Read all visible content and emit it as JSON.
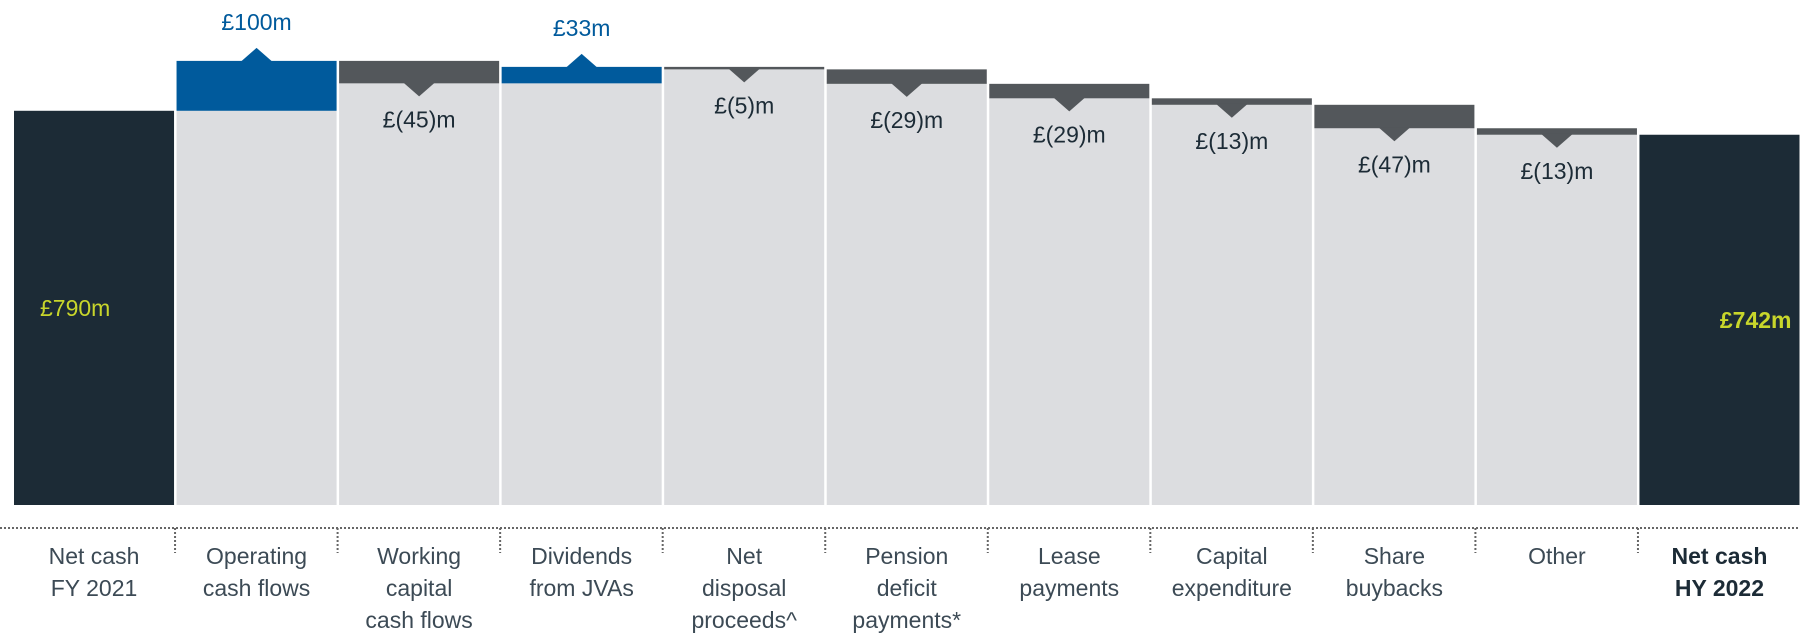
{
  "chart_data": {
    "type": "waterfall",
    "categories": [
      [
        "Net cash",
        "FY 2021"
      ],
      [
        "Operating",
        "cash flows"
      ],
      [
        "Working",
        "capital",
        "cash flows"
      ],
      [
        "Dividends",
        "from JVAs"
      ],
      [
        "Net",
        "disposal",
        "proceeds^"
      ],
      [
        "Pension",
        "deficit",
        "payments*"
      ],
      [
        "Lease",
        "payments"
      ],
      [
        "Capital",
        "expenditure"
      ],
      [
        "Share",
        "buybacks"
      ],
      [
        "Other"
      ],
      [
        "Net cash",
        "HY 2022"
      ]
    ],
    "values": [
      790,
      100,
      -45,
      33,
      -5,
      -29,
      -29,
      -13,
      -47,
      -13,
      742
    ],
    "value_labels": [
      "£790m",
      "£100m",
      "£(45)m",
      "£33m",
      "£(5)m",
      "£(29)m",
      "£(29)m",
      "£(13)m",
      "£(47)m",
      "£(13)m",
      "£742m"
    ],
    "totals": [
      0,
      10
    ],
    "total_color": "#1c2b36",
    "increase_color": "#005a9c",
    "decrease_color": "#53575b",
    "total_label_color": "#c8d62b",
    "ylim": [
      0,
      1000
    ]
  }
}
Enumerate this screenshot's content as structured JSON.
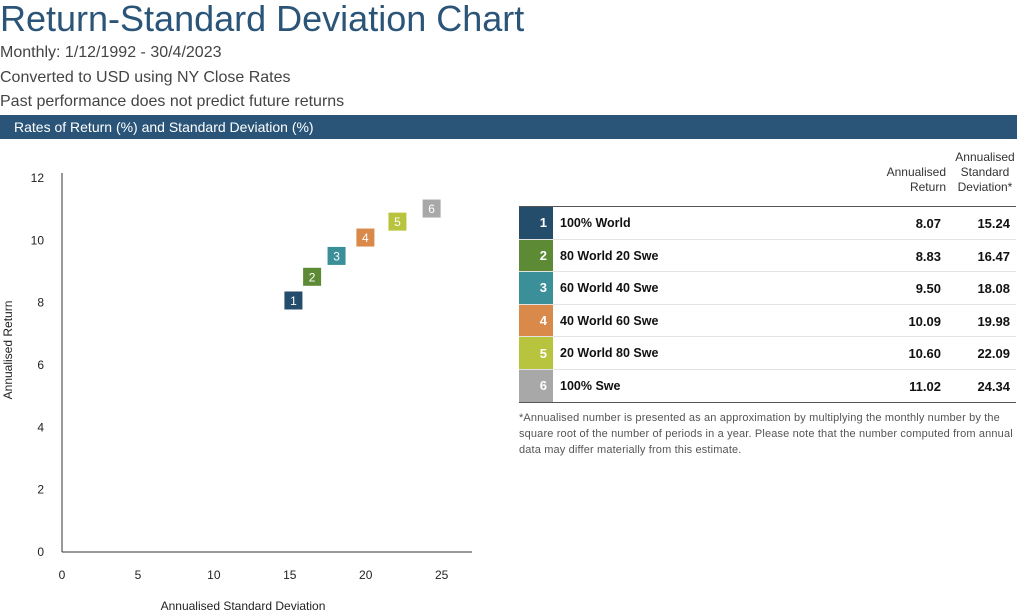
{
  "header": {
    "title": "Return-Standard Deviation Chart",
    "subtitle_lines": [
      "Monthly: 1/12/1992 - 30/4/2023",
      "Converted to USD using NY Close Rates",
      "Past performance does not predict future returns"
    ],
    "band_label": "Rates of Return (%) and Standard Deviation (%)"
  },
  "chart_data": {
    "type": "scatter",
    "xlabel": "Annualised Standard Deviation",
    "ylabel": "Annualised Return",
    "xlim": [
      0,
      27
    ],
    "ylim": [
      0,
      12
    ],
    "x_ticks": [
      "0",
      "5",
      "10",
      "15",
      "20",
      "25"
    ],
    "y_ticks": [
      "0",
      "2",
      "4",
      "6",
      "8",
      "10",
      "12"
    ],
    "grid": false,
    "points": [
      {
        "label": "1",
        "x": 15.24,
        "y": 8.07,
        "color": "#244c6b"
      },
      {
        "label": "2",
        "x": 16.47,
        "y": 8.83,
        "color": "#5d8a35"
      },
      {
        "label": "3",
        "x": 18.08,
        "y": 9.5,
        "color": "#3a8f98"
      },
      {
        "label": "4",
        "x": 19.98,
        "y": 10.09,
        "color": "#d98a4a"
      },
      {
        "label": "5",
        "x": 22.09,
        "y": 10.6,
        "color": "#b8c43e"
      },
      {
        "label": "6",
        "x": 24.34,
        "y": 11.02,
        "color": "#a8a8a8"
      }
    ]
  },
  "table": {
    "headers": {
      "return": [
        "Annualised",
        "Return"
      ],
      "sd": [
        "Annualised",
        "Standard",
        "Deviation*"
      ]
    },
    "rows": [
      {
        "num": "1",
        "name": "100% World",
        "ret": "8.07",
        "sd": "15.24",
        "color": "#244c6b"
      },
      {
        "num": "2",
        "name": "80 World 20 Swe",
        "ret": "8.83",
        "sd": "16.47",
        "color": "#5d8a35"
      },
      {
        "num": "3",
        "name": "60 World 40 Swe",
        "ret": "9.50",
        "sd": "18.08",
        "color": "#3a8f98"
      },
      {
        "num": "4",
        "name": "40 World 60 Swe",
        "ret": "10.09",
        "sd": "19.98",
        "color": "#d98a4a"
      },
      {
        "num": "5",
        "name": "20 World 80 Swe",
        "ret": "10.60",
        "sd": "22.09",
        "color": "#b8c43e"
      },
      {
        "num": "6",
        "name": "100% Swe",
        "ret": "11.02",
        "sd": "24.34",
        "color": "#a8a8a8"
      }
    ],
    "note": "*Annualised number is presented as an approximation by multiplying the monthly number by the square root of the number of periods in a year. Please note that the number computed from annual data may differ materially from this estimate."
  }
}
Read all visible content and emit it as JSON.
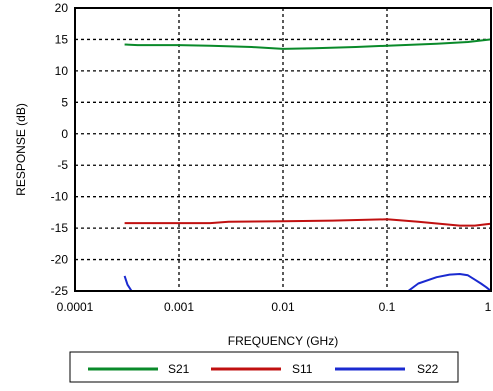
{
  "chart_data": {
    "type": "line",
    "xscale": "log",
    "xlim": [
      0.0001,
      1
    ],
    "ylim": [
      -25,
      20
    ],
    "grid": true,
    "legend_position": "bottom",
    "xlabel": "FREQUENCY (GHz)",
    "ylabel": "RESPONSE (dB)",
    "x_ticks": [
      0.0001,
      0.001,
      0.01,
      0.1,
      1
    ],
    "x_tick_labels": [
      "0.0001",
      "0.001",
      "0.01",
      "0.1",
      "1"
    ],
    "y_ticks": [
      20,
      15,
      10,
      5,
      0,
      -5,
      -10,
      -15,
      -20,
      -25
    ],
    "y_tick_labels": [
      "20",
      "15",
      "10",
      "5",
      "0",
      "-5",
      "-10",
      "-15",
      "-20",
      "-25"
    ],
    "series": [
      {
        "name": "S21",
        "color": "#0a8a2a",
        "x": [
          0.0003,
          0.0004,
          0.001,
          0.002,
          0.005,
          0.01,
          0.02,
          0.05,
          0.1,
          0.3,
          0.6,
          1
        ],
        "y": [
          14.2,
          14.1,
          14.1,
          14.0,
          13.8,
          13.5,
          13.6,
          13.8,
          14.0,
          14.3,
          14.6,
          15.0
        ]
      },
      {
        "name": "S11",
        "color": "#c01010",
        "x": [
          0.0003,
          0.001,
          0.002,
          0.003,
          0.01,
          0.03,
          0.1,
          0.2,
          0.5,
          0.7,
          0.9,
          1
        ],
        "y": [
          -14.2,
          -14.2,
          -14.2,
          -14.0,
          -13.9,
          -13.8,
          -13.6,
          -14.0,
          -14.6,
          -14.6,
          -14.4,
          -14.3
        ]
      },
      {
        "name": "S22",
        "color": "#1a2ad0",
        "segments": [
          {
            "x": [
              0.0003,
              0.00032,
              0.00035
            ],
            "y": [
              -22.6,
              -24.0,
              -25.0
            ]
          },
          {
            "x": [
              0.16,
              0.2,
              0.3,
              0.4,
              0.5,
              0.6,
              0.7,
              0.8,
              0.9,
              1
            ],
            "y": [
              -25.0,
              -23.8,
              -22.8,
              -22.4,
              -22.3,
              -22.5,
              -23.2,
              -23.8,
              -24.4,
              -25.0
            ]
          }
        ]
      }
    ]
  }
}
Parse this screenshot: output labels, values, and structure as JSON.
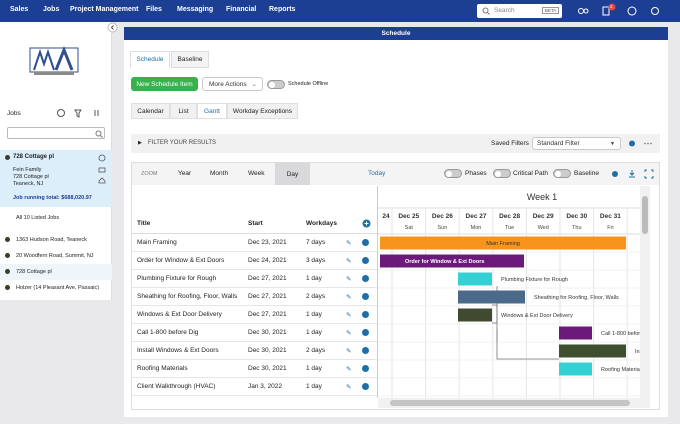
{
  "nav": {
    "items": [
      "Sales",
      "Jobs",
      "Project Management",
      "Files",
      "Messaging",
      "Financial",
      "Reports"
    ],
    "search": "Search",
    "beta": "BETA",
    "notification_count": "2"
  },
  "sidebar": {
    "jobs_label": "Jobs",
    "selected_job": {
      "title": "728 Cottage pl",
      "lines": [
        "Fein Family",
        "728 Cottage pl",
        "Teaneck, NJ"
      ],
      "total": "Job running total: $688,020.97"
    },
    "all_jobs": "All 10 Listed Jobs",
    "jobs": [
      "1363 Hudson Road, Teaneck",
      "20 Woodfern Road, Summit, NJ",
      "728 Cottage pl",
      "Holzer (14 Pleasant Ave, Passaic)"
    ]
  },
  "main": {
    "header": "Schedule",
    "tabs": [
      "Schedule",
      "Baseline"
    ],
    "new_item": "New Schedule Item",
    "more_actions": "More Actions",
    "offline": "Schedule Offline",
    "views": [
      "Calendar",
      "List",
      "Gantt",
      "Workday Exceptions"
    ],
    "filter": "FILTER YOUR RESULTS",
    "saved_filters": "Saved Filters",
    "filter_select": "Standard Filter"
  },
  "gantt": {
    "zoom": "ZOOM",
    "zoom_levels": [
      "Year",
      "Month",
      "Week",
      "Day"
    ],
    "today": "Today",
    "toggles": [
      "Phases",
      "Critical Path",
      "Baseline"
    ],
    "columns": [
      "Title",
      "Start",
      "Workdays"
    ],
    "week": "Week 1",
    "dates": [
      {
        "date": "24"
      },
      {
        "date": "Dec 25",
        "day": "Sat"
      },
      {
        "date": "Dec 26",
        "day": "Sun"
      },
      {
        "date": "Dec 27",
        "day": "Mon"
      },
      {
        "date": "Dec 28",
        "day": "Tue"
      },
      {
        "date": "Dec 29",
        "day": "Wed"
      },
      {
        "date": "Dec 30",
        "day": "Thu"
      },
      {
        "date": "Dec 31",
        "day": "Fri"
      }
    ],
    "rows": [
      [
        "Main Framing",
        "Dec 23, 2021",
        "7 days"
      ],
      [
        "Order for Window & Ext Doors",
        "Dec 24, 2021",
        "3 days"
      ],
      [
        "Plumbing Fixture for Rough",
        "Dec 27, 2021",
        "1 day"
      ],
      [
        "Sheathing for Roofing, Floor, Walls",
        "Dec 27, 2021",
        "2 days"
      ],
      [
        "Windows & Ext Door Delivery",
        "Dec 27, 2021",
        "1 day"
      ],
      [
        "Call 1-800 before Dig",
        "Dec 30, 2021",
        "1 day"
      ],
      [
        "Install Windows & Ext Doors",
        "Dec 30, 2021",
        "2 days"
      ],
      [
        "Roofing Materials",
        "Dec 30, 2021",
        "1 day"
      ],
      [
        "Client Walkthrough (HVAC)",
        "Jan 3, 2022",
        "1 day"
      ]
    ]
  }
}
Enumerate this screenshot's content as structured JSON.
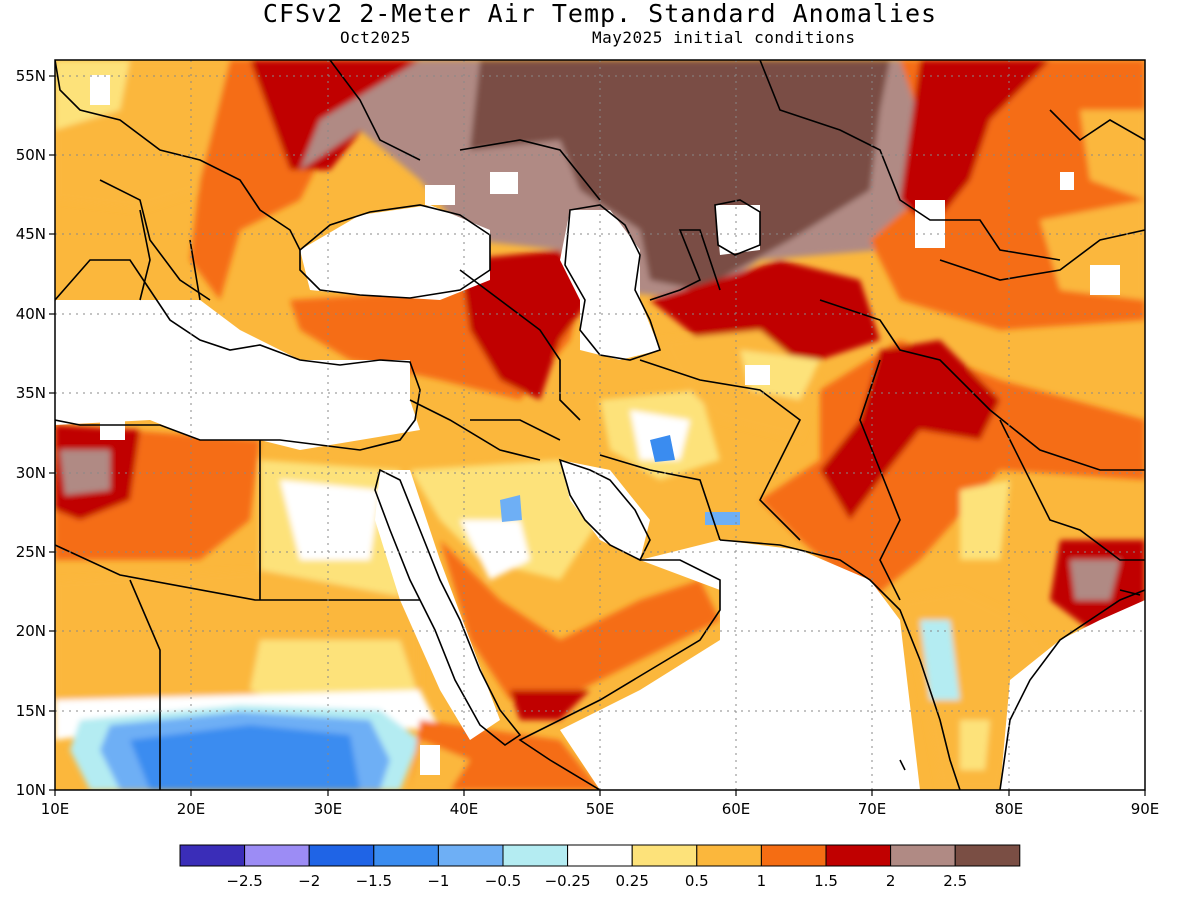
{
  "header": {
    "title": "CFSv2 2-Meter Air Temp. Standard Anomalies",
    "valid_month": "Oct2025",
    "init_conditions": "May2025 initial conditions"
  },
  "map": {
    "lon_labels": [
      "10E",
      "20E",
      "30E",
      "40E",
      "50E",
      "60E",
      "70E",
      "80E",
      "90E"
    ],
    "lat_labels": [
      "55N",
      "50N",
      "45N",
      "40N",
      "35N",
      "30N",
      "25N",
      "20N",
      "15N",
      "10N"
    ]
  },
  "legend": {
    "colors": [
      "#3a2db8",
      "#9c8cf5",
      "#1f64e6",
      "#3a8cf0",
      "#6eaff5",
      "#b4ecf2",
      "#ffffff",
      "#fde27a",
      "#fbb73c",
      "#f56d13",
      "#c00000",
      "#b08a84",
      "#7a4e44"
    ],
    "labels": [
      "−2.5",
      "−2",
      "−1.5",
      "−1",
      "−0.5",
      "−0.25",
      "0.25",
      "0.5",
      "1",
      "1.5",
      "2",
      "2.5"
    ]
  }
}
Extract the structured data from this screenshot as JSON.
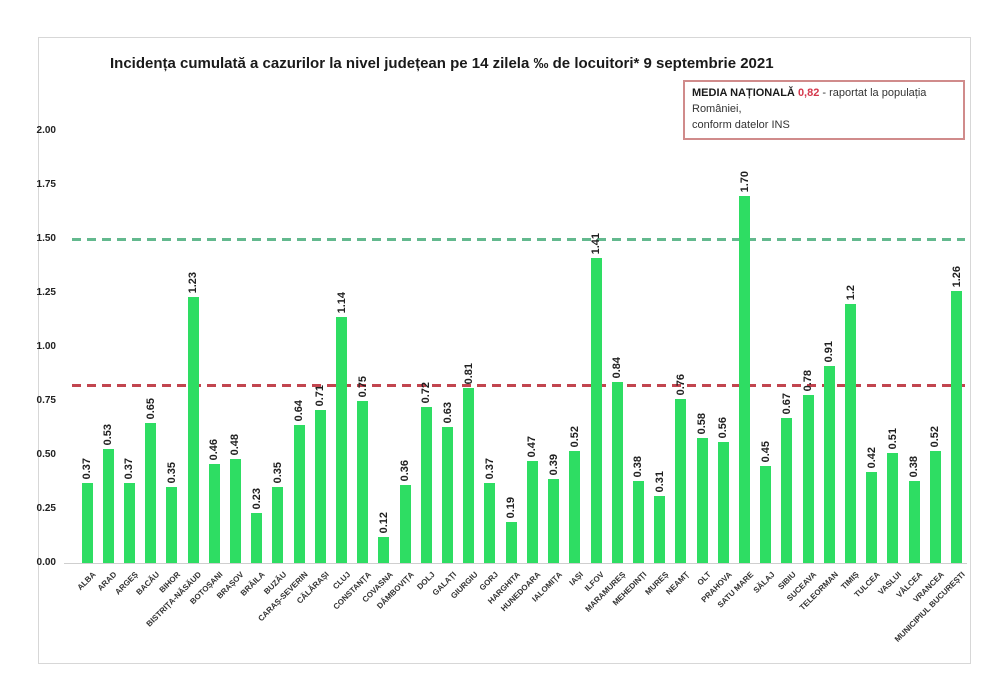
{
  "title": "Incidența cumulată a cazurilor la nivel județean pe 14 zilela ‰ de locuitori* 9 septembrie 2021",
  "legend": {
    "label": "MEDIA NAȚIONALĂ",
    "value": "0,82",
    "value_color": "#d4374b",
    "text_after": "- raportat la populația României,",
    "line2": "conform datelor INS"
  },
  "chart_data": {
    "type": "bar",
    "title": "Incidența cumulată a cazurilor la nivel județean pe 14 zilela ‰ de locuitori* 9 septembrie 2021",
    "xlabel": "",
    "ylabel": "",
    "ylim": [
      0,
      2.0
    ],
    "yticks": [
      "0.00",
      "0.25",
      "0.50",
      "0.75",
      "1.00",
      "1.25",
      "1.50",
      "1.75",
      "2.00"
    ],
    "grid": false,
    "legend_position": "top-right",
    "bar_color": "#2edd63",
    "reference_lines": [
      {
        "value": 1.5,
        "color": "#63b98e",
        "style": "dashed",
        "name": "threshold-1.50"
      },
      {
        "value": 0.82,
        "color": "#c2454f",
        "style": "dashed",
        "name": "media-nationala-0.82"
      }
    ],
    "categories": [
      "ALBA",
      "ARAD",
      "ARGEȘ",
      "BACĂU",
      "BIHOR",
      "BISTRIȚA-NĂSĂUD",
      "BOTOȘANI",
      "BRAȘOV",
      "BRĂILA",
      "BUZĂU",
      "CARAȘ-SEVERIN",
      "CĂLĂRAȘI",
      "CLUJ",
      "CONSTANȚA",
      "COVASNA",
      "DÂMBOVIȚA",
      "DOLJ",
      "GALAȚI",
      "GIURGIU",
      "GORJ",
      "HARGHITA",
      "HUNEDOARA",
      "IALOMIȚA",
      "IAȘI",
      "ILFOV",
      "MARAMUREȘ",
      "MEHEDINȚI",
      "MUREȘ",
      "NEAMȚ",
      "OLT",
      "PRAHOVA",
      "SATU MARE",
      "SĂLAJ",
      "SIBIU",
      "SUCEAVA",
      "TELEORMAN",
      "TIMIȘ",
      "TULCEA",
      "VASLUI",
      "VÂLCEA",
      "VRANCEA",
      "MUNICIPIUL BUCUREȘTI"
    ],
    "values": [
      0.37,
      0.53,
      0.37,
      0.65,
      0.35,
      1.23,
      0.46,
      0.48,
      0.23,
      0.35,
      0.64,
      0.71,
      1.14,
      0.75,
      0.12,
      0.36,
      0.72,
      0.63,
      0.81,
      0.37,
      0.19,
      0.47,
      0.39,
      0.52,
      1.41,
      0.84,
      0.38,
      0.31,
      0.76,
      0.58,
      0.56,
      1.7,
      0.45,
      0.67,
      0.78,
      0.91,
      1.2,
      0.42,
      0.51,
      0.38,
      0.52,
      1.26
    ],
    "value_labels": [
      "0.37",
      "0.53",
      "0.37",
      "0.65",
      "0.35",
      "1.23",
      "0.46",
      "0.48",
      "0.23",
      "0.35",
      "0.64",
      "0.71",
      "1.14",
      "0.75",
      "0.12",
      "0.36",
      "0.72",
      "0.63",
      "0.81",
      "0.37",
      "0.19",
      "0.47",
      "0.39",
      "0.52",
      "1.41",
      "0.84",
      "0.38",
      "0.31",
      "0.76",
      "0.58",
      "0.56",
      "1.70",
      "0.45",
      "0.67",
      "0.78",
      "0.91",
      "1.2",
      "0.42",
      "0.51",
      "0.38",
      "0.52",
      "1.26"
    ]
  }
}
• • • •
= Task to carry out =
Each line in the data that holds the string "cumulată" should be found and copied.

= Expected answer =
  "title": "Incidența cumulată a cazurilor la nivel județean pe 14 zilela ‰ de locuitori* 9 septembrie 2021",
    "title": "Incidența cumulată a cazurilor la nivel județean pe 14 zilela ‰ de locuitori* 9 septembrie 2021",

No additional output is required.